* [TASK TO COMPLETE] Using the records that follow, copy every line containing the word "увесь".

* [INPUT FOR THIS TASK]
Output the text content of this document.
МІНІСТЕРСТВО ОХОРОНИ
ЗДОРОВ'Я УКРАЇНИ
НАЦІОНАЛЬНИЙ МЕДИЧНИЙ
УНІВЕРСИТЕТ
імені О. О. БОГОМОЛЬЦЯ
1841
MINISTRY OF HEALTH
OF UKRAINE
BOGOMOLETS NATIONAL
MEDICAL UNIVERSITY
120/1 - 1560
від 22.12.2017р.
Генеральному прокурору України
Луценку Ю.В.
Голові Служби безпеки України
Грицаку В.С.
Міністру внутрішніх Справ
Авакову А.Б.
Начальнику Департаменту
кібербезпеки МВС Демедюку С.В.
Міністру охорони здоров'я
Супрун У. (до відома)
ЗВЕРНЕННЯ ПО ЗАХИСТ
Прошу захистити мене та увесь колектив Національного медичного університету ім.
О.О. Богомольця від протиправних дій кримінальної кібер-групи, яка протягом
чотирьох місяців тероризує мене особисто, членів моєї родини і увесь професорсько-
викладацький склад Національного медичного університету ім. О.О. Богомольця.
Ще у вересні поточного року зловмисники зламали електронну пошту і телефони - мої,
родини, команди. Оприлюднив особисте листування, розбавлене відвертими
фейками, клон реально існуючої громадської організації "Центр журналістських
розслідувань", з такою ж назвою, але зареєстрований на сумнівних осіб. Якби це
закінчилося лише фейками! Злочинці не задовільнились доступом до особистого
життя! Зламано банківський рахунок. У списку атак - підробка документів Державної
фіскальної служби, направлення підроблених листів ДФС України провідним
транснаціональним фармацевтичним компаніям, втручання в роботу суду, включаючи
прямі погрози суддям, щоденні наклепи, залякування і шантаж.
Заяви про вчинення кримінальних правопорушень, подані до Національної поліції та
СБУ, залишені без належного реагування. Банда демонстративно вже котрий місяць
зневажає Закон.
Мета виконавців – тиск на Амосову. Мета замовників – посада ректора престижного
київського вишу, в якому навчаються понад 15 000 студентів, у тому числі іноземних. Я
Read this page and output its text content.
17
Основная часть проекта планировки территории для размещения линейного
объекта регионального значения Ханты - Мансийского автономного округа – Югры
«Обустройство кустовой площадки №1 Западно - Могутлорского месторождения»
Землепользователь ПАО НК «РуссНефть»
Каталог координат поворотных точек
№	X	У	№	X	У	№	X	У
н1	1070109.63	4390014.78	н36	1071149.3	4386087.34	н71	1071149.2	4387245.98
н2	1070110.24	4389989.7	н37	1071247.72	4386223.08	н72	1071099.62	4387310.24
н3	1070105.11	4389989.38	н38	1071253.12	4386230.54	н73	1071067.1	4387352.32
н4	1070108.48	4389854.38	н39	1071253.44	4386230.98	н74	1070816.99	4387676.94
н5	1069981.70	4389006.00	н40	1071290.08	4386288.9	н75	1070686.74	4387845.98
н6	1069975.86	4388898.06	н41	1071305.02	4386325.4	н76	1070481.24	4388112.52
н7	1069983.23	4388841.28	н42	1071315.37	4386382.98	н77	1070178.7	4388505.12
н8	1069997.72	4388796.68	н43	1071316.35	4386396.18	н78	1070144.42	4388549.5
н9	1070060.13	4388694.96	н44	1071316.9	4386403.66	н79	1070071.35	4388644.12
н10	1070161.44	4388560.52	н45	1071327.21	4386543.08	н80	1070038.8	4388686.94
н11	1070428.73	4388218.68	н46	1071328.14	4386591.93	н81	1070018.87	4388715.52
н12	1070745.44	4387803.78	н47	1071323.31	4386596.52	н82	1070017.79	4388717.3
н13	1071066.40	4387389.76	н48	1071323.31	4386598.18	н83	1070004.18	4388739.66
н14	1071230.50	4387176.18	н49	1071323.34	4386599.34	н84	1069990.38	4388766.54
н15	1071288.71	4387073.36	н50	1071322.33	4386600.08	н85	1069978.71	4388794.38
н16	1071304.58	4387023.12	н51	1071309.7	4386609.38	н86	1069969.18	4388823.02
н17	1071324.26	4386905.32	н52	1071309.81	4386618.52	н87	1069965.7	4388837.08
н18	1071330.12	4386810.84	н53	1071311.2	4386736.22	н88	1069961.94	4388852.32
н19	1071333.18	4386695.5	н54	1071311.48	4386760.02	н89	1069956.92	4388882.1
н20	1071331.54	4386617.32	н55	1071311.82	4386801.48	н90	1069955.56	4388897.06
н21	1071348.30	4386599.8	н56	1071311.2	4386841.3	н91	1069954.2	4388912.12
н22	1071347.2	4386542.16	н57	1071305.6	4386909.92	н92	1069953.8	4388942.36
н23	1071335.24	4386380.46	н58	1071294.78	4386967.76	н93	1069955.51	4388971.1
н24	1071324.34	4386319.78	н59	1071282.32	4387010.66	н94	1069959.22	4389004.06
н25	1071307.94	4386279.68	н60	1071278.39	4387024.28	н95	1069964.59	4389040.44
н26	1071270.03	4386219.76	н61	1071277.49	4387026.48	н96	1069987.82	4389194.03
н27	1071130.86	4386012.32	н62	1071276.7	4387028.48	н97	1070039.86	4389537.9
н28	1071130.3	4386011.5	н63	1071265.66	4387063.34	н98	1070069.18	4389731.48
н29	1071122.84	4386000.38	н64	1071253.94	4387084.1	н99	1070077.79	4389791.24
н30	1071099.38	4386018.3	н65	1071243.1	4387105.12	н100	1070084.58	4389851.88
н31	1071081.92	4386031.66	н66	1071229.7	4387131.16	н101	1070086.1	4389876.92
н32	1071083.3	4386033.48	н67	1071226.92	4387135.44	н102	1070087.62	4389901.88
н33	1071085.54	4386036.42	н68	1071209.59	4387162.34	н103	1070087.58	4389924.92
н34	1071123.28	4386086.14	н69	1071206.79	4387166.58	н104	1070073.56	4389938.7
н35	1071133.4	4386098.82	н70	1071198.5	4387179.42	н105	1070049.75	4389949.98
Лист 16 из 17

* [ANSWER FOR THIS EXERCISE]
Прошу захистити мене та увесь колектив Національного медичного університету ім.
чотирьох місяців тероризує мене особисто, членів моєї родини і увесь професорсько-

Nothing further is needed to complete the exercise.